** BEGIN LISTED RECORDS **

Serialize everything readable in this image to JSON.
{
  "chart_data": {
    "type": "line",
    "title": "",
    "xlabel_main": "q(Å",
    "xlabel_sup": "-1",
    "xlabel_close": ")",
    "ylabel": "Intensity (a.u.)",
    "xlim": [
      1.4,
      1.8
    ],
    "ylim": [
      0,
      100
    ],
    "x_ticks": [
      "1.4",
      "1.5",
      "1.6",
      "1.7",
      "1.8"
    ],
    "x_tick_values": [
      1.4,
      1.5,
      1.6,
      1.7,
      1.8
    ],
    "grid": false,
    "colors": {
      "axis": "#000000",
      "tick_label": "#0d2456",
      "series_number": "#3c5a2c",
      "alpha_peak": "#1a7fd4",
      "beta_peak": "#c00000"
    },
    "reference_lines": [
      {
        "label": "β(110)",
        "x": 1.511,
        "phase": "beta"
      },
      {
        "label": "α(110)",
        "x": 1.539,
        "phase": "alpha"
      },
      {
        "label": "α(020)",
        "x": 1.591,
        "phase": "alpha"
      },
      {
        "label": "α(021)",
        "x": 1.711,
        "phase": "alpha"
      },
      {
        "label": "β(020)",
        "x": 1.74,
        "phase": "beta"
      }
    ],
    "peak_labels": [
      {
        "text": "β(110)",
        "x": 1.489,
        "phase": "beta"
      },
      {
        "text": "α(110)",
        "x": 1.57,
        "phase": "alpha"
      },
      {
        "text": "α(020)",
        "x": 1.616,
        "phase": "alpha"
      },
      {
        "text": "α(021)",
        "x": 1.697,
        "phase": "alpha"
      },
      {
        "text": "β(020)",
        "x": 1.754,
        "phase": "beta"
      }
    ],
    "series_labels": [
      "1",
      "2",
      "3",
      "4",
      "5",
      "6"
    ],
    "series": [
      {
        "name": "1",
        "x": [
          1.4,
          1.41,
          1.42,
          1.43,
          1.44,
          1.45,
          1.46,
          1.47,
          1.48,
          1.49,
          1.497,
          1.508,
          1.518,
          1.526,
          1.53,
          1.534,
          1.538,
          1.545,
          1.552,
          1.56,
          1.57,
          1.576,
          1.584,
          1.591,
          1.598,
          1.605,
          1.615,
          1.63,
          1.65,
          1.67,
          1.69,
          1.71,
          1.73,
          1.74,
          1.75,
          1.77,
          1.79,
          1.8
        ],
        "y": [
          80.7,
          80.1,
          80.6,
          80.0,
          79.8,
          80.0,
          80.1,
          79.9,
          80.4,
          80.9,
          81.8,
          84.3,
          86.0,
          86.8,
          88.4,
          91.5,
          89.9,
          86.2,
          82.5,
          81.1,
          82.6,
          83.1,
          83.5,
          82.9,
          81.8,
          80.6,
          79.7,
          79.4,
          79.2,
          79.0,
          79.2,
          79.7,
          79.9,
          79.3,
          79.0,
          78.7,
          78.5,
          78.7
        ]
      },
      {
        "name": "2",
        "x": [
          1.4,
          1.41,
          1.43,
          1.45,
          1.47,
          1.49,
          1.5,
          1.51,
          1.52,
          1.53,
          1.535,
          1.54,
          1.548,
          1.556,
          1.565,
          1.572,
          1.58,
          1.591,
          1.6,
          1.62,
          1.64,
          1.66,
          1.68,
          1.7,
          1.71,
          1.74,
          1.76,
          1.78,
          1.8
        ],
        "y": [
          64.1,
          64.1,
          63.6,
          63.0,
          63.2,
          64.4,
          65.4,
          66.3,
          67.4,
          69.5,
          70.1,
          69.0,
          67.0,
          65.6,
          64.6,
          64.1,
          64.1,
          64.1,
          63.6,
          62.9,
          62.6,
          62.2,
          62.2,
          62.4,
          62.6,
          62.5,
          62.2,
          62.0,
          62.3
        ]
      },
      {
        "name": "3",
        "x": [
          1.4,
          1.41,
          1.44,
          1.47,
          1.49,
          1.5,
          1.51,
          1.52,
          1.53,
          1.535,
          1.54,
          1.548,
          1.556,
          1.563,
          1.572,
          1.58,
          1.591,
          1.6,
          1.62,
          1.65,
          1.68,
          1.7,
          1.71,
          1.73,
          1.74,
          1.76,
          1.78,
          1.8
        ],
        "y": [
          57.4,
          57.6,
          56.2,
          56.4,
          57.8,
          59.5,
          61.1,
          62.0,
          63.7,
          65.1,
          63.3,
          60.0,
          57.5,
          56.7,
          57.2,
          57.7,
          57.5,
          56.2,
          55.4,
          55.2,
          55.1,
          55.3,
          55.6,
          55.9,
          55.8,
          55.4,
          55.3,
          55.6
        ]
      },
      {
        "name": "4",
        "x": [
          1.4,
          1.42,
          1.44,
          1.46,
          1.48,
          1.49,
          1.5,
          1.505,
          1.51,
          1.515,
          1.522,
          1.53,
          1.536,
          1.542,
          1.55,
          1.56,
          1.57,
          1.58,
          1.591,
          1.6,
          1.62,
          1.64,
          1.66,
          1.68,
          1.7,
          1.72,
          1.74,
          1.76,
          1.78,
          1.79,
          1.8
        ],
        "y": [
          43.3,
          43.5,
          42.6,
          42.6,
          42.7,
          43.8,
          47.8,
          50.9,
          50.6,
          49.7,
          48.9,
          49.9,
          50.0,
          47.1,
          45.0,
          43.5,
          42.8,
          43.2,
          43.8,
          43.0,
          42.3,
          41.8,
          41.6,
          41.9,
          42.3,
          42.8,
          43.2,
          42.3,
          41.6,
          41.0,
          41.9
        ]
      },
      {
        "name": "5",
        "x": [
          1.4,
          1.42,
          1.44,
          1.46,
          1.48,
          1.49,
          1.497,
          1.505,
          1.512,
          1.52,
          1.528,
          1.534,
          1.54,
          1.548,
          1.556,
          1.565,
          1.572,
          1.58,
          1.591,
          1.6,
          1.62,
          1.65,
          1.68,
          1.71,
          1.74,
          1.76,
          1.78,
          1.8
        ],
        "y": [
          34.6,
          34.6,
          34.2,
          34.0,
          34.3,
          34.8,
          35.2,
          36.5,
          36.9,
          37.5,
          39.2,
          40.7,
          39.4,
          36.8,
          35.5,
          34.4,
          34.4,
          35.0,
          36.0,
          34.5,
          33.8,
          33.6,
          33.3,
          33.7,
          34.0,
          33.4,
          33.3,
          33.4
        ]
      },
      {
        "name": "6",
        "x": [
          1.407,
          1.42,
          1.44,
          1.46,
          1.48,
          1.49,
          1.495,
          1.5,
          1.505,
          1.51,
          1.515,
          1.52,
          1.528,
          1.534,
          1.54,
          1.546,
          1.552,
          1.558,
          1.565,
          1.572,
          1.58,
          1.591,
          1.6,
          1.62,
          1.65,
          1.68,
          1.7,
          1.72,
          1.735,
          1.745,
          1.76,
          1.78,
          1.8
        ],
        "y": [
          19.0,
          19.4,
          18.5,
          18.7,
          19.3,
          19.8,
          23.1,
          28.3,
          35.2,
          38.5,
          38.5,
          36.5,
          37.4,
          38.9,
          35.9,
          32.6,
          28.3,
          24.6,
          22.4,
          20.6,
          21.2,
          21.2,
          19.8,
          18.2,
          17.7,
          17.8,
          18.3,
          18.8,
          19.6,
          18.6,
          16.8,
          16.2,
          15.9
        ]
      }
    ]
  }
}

** END LISTED RECORDS **

## GIVEN EXERCISE
Copy every line of the listing that contains the word "text".

## COMPLETE OUTPUT
        "text": "β(110)",
        "text": "α(110)",
        "text": "α(020)",
        "text": "α(021)",
        "text": "β(020)",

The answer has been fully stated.